- _Stated task_
Reproduce all of the data that follows, character for character.

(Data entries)
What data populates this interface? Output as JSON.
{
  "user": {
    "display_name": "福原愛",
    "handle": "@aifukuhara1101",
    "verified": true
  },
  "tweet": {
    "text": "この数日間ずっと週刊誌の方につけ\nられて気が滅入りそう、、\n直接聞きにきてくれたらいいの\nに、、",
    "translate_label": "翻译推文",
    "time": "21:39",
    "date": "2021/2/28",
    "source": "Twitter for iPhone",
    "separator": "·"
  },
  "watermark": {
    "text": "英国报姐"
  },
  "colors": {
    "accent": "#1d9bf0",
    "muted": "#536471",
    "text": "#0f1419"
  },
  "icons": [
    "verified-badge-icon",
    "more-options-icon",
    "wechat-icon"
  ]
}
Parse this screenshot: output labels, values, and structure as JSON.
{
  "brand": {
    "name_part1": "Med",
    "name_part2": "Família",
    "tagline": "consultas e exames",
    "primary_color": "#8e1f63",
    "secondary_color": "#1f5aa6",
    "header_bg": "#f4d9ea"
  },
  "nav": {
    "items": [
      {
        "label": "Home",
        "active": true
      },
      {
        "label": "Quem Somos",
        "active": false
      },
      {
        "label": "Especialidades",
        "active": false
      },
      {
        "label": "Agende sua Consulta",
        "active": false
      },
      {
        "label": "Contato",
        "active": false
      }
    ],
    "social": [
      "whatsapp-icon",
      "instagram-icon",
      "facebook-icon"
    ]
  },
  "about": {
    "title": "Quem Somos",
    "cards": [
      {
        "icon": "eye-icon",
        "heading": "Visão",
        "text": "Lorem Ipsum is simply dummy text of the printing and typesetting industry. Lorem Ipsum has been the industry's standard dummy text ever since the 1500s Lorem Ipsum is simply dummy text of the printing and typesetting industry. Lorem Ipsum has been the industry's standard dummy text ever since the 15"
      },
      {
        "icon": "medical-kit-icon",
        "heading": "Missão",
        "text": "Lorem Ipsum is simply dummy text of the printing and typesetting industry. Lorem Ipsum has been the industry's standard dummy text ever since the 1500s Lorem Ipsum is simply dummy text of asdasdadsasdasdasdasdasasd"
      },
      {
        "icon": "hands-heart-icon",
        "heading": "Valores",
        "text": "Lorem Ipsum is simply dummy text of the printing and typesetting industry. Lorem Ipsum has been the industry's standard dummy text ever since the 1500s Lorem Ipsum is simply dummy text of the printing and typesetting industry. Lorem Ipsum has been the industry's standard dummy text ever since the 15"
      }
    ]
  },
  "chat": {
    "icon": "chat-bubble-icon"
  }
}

- _Task output_
What data populates this interface? Output as JSON.
{
  "user": {
    "display_name": "福原愛",
    "handle": "@aifukuhara1101",
    "verified": true
  },
  "tweet": {
    "text": "この数日間ずっと週刊誌の方につけ\nられて気が滅入りそう、、\n直接聞きにきてくれたらいいの\nに、、",
    "translate_label": "翻译推文",
    "time": "21:39",
    "date": "2021/2/28",
    "source": "Twitter for iPhone",
    "separator": "·"
  },
  "watermark": {
    "text": "英国报姐"
  },
  "colors": {
    "accent": "#1d9bf0",
    "muted": "#536471",
    "text": "#0f1419"
  },
  "icons": [
    "verified-badge-icon",
    "more-options-icon",
    "wechat-icon"
  ]
}
Parse this screenshot: output labels, values, and structure as JSON.
{
  "brand": {
    "name_part1": "Med",
    "name_part2": "Família",
    "tagline": "consultas e exames",
    "primary_color": "#8e1f63",
    "secondary_color": "#1f5aa6",
    "header_bg": "#f4d9ea"
  },
  "nav": {
    "items": [
      {
        "label": "Home",
        "active": true
      },
      {
        "label": "Quem Somos",
        "active": false
      },
      {
        "label": "Especialidades",
        "active": false
      },
      {
        "label": "Agende sua Consulta",
        "active": false
      },
      {
        "label": "Contato",
        "active": false
      }
    ],
    "social": [
      "whatsapp-icon",
      "instagram-icon",
      "facebook-icon"
    ]
  },
  "about": {
    "title": "Quem Somos",
    "cards": [
      {
        "icon": "eye-icon",
        "heading": "Visão",
        "text": "Lorem Ipsum is simply dummy text of the printing and typesetting industry. Lorem Ipsum has been the industry's standard dummy text ever since the 1500s Lorem Ipsum is simply dummy text of the printing and typesetting industry. Lorem Ipsum has been the industry's standard dummy text ever since the 15"
      },
      {
        "icon": "medical-kit-icon",
        "heading": "Missão",
        "text": "Lorem Ipsum is simply dummy text of the printing and typesetting industry. Lorem Ipsum has been the industry's standard dummy text ever since the 1500s Lorem Ipsum is simply dummy text of asdasdadsasdasdasdasdasasd"
      },
      {
        "icon": "hands-heart-icon",
        "heading": "Valores",
        "text": "Lorem Ipsum is simply dummy text of the printing and typesetting industry. Lorem Ipsum has been the industry's standard dummy text ever since the 1500s Lorem Ipsum is simply dummy text of the printing and typesetting industry. Lorem Ipsum has been the industry's standard dummy text ever since the 15"
      }
    ]
  },
  "chat": {
    "icon": "chat-bubble-icon"
  }
}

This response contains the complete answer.